**Data to process:**
┄┄┄┄┄┄

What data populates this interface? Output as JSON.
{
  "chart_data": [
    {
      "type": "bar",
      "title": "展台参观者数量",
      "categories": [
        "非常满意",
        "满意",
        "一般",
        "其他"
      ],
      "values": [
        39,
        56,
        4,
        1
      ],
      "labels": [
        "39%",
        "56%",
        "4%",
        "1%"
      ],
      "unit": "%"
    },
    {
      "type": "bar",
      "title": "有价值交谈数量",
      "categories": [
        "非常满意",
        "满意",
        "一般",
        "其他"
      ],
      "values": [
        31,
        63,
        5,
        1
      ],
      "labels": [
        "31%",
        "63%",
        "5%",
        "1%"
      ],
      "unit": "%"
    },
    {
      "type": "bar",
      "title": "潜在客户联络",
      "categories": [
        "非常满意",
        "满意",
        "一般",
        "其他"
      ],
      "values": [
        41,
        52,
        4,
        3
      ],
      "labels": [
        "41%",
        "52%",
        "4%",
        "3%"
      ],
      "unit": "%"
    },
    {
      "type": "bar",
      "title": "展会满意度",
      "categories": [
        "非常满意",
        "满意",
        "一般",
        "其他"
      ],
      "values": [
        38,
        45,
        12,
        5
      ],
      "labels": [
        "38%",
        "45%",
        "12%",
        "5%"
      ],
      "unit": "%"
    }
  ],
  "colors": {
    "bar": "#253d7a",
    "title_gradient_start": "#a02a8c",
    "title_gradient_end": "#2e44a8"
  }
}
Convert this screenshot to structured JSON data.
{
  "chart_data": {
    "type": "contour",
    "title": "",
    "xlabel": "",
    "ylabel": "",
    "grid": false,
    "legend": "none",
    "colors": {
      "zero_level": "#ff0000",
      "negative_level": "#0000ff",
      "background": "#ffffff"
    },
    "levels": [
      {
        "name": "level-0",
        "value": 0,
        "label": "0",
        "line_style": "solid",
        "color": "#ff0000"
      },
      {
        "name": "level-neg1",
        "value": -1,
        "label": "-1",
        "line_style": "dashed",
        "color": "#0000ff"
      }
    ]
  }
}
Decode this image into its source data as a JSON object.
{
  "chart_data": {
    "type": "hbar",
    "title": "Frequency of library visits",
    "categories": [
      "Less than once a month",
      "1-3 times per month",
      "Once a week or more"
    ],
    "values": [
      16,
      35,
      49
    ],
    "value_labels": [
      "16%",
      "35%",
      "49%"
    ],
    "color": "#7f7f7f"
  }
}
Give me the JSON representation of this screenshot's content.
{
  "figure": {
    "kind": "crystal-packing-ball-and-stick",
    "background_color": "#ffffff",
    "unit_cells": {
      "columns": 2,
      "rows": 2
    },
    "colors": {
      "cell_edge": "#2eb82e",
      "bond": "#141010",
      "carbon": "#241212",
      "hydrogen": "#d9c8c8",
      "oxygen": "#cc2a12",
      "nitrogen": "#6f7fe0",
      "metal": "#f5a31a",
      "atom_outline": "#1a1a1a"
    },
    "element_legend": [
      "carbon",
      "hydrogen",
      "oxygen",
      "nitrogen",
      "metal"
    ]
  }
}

┄┄┄┄┄┄

**Exercise aim:**
Copy out the full set of records precisely, leaving nothing out.

**Complete response:**
What data populates this interface? Output as JSON.
{
  "chart_data": [
    {
      "type": "bar",
      "title": "展台参观者数量",
      "categories": [
        "非常满意",
        "满意",
        "一般",
        "其他"
      ],
      "values": [
        39,
        56,
        4,
        1
      ],
      "labels": [
        "39%",
        "56%",
        "4%",
        "1%"
      ],
      "unit": "%"
    },
    {
      "type": "bar",
      "title": "有价值交谈数量",
      "categories": [
        "非常满意",
        "满意",
        "一般",
        "其他"
      ],
      "values": [
        31,
        63,
        5,
        1
      ],
      "labels": [
        "31%",
        "63%",
        "5%",
        "1%"
      ],
      "unit": "%"
    },
    {
      "type": "bar",
      "title": "潜在客户联络",
      "categories": [
        "非常满意",
        "满意",
        "一般",
        "其他"
      ],
      "values": [
        41,
        52,
        4,
        3
      ],
      "labels": [
        "41%",
        "52%",
        "4%",
        "3%"
      ],
      "unit": "%"
    },
    {
      "type": "bar",
      "title": "展会满意度",
      "categories": [
        "非常满意",
        "满意",
        "一般",
        "其他"
      ],
      "values": [
        38,
        45,
        12,
        5
      ],
      "labels": [
        "38%",
        "45%",
        "12%",
        "5%"
      ],
      "unit": "%"
    }
  ],
  "colors": {
    "bar": "#253d7a",
    "title_gradient_start": "#a02a8c",
    "title_gradient_end": "#2e44a8"
  }
}
Convert this screenshot to structured JSON data.
{
  "chart_data": {
    "type": "contour",
    "title": "",
    "xlabel": "",
    "ylabel": "",
    "grid": false,
    "legend": "none",
    "colors": {
      "zero_level": "#ff0000",
      "negative_level": "#0000ff",
      "background": "#ffffff"
    },
    "levels": [
      {
        "name": "level-0",
        "value": 0,
        "label": "0",
        "line_style": "solid",
        "color": "#ff0000"
      },
      {
        "name": "level-neg1",
        "value": -1,
        "label": "-1",
        "line_style": "dashed",
        "color": "#0000ff"
      }
    ]
  }
}
Decode this image into its source data as a JSON object.
{
  "chart_data": {
    "type": "hbar",
    "title": "Frequency of library visits",
    "categories": [
      "Less than once a month",
      "1-3 times per month",
      "Once a week or more"
    ],
    "values": [
      16,
      35,
      49
    ],
    "value_labels": [
      "16%",
      "35%",
      "49%"
    ],
    "color": "#7f7f7f"
  }
}
Give me the JSON representation of this screenshot's content.
{
  "figure": {
    "kind": "crystal-packing-ball-and-stick",
    "background_color": "#ffffff",
    "unit_cells": {
      "columns": 2,
      "rows": 2
    },
    "colors": {
      "cell_edge": "#2eb82e",
      "bond": "#141010",
      "carbon": "#241212",
      "hydrogen": "#d9c8c8",
      "oxygen": "#cc2a12",
      "nitrogen": "#6f7fe0",
      "metal": "#f5a31a",
      "atom_outline": "#1a1a1a"
    },
    "element_legend": [
      "carbon",
      "hydrogen",
      "oxygen",
      "nitrogen",
      "metal"
    ]
  }
}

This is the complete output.